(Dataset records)
▼
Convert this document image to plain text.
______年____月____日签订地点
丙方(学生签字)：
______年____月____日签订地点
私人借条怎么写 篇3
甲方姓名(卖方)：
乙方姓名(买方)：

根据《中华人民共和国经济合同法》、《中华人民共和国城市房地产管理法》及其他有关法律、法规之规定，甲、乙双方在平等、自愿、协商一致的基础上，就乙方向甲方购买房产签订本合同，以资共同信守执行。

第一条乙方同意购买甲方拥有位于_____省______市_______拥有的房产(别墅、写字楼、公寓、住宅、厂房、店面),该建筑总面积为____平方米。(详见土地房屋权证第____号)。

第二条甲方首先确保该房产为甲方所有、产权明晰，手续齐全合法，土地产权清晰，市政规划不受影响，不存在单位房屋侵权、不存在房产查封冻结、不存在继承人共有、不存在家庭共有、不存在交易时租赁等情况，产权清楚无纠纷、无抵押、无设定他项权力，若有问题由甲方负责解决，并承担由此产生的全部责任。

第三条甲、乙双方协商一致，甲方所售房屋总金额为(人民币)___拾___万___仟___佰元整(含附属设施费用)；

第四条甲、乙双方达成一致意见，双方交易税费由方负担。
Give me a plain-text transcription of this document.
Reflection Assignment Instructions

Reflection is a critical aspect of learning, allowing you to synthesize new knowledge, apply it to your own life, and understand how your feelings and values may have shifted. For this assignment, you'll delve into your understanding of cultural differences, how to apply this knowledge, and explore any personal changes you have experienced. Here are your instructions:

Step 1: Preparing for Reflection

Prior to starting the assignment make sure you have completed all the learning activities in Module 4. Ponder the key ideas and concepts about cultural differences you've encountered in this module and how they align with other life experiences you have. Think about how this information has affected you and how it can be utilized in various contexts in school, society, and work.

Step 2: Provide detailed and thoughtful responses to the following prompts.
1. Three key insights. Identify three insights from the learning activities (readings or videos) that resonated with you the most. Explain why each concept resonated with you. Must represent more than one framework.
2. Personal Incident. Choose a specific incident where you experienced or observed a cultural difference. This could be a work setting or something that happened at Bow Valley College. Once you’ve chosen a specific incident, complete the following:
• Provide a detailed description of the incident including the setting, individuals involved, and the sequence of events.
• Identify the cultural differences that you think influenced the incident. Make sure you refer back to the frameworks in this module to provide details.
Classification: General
▲
In the records above, how many lines hold the string "following"? Reply with only the number.

= EXERCISE ANSWER =
2